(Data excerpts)
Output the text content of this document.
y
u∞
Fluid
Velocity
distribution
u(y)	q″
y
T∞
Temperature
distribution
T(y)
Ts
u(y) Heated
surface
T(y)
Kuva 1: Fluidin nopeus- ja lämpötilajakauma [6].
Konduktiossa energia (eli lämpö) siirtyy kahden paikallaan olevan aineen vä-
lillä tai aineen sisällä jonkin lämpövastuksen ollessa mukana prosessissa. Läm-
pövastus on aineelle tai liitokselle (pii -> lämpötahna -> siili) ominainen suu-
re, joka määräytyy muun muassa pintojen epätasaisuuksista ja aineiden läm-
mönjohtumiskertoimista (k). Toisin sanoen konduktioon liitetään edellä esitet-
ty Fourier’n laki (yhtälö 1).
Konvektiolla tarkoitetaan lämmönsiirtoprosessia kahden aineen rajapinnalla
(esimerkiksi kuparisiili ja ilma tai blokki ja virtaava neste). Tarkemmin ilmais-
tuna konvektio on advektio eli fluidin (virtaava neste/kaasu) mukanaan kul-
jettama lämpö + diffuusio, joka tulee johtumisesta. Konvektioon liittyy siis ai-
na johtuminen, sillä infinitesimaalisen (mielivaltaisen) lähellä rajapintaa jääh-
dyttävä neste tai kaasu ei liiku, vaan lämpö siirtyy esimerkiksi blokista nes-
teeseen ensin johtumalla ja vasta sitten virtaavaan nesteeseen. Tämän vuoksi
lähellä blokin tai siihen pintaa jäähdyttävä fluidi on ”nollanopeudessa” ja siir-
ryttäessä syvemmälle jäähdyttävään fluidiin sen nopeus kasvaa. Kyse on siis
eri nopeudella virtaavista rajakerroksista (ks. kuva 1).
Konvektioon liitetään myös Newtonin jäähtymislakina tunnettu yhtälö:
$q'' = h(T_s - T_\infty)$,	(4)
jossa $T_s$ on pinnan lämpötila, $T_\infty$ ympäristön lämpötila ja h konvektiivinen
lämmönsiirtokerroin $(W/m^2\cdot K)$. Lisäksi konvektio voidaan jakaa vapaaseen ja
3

Exercise details
Across the entries, how many lines hold the word "kahden"? Say only the number.

Response for this exercise
2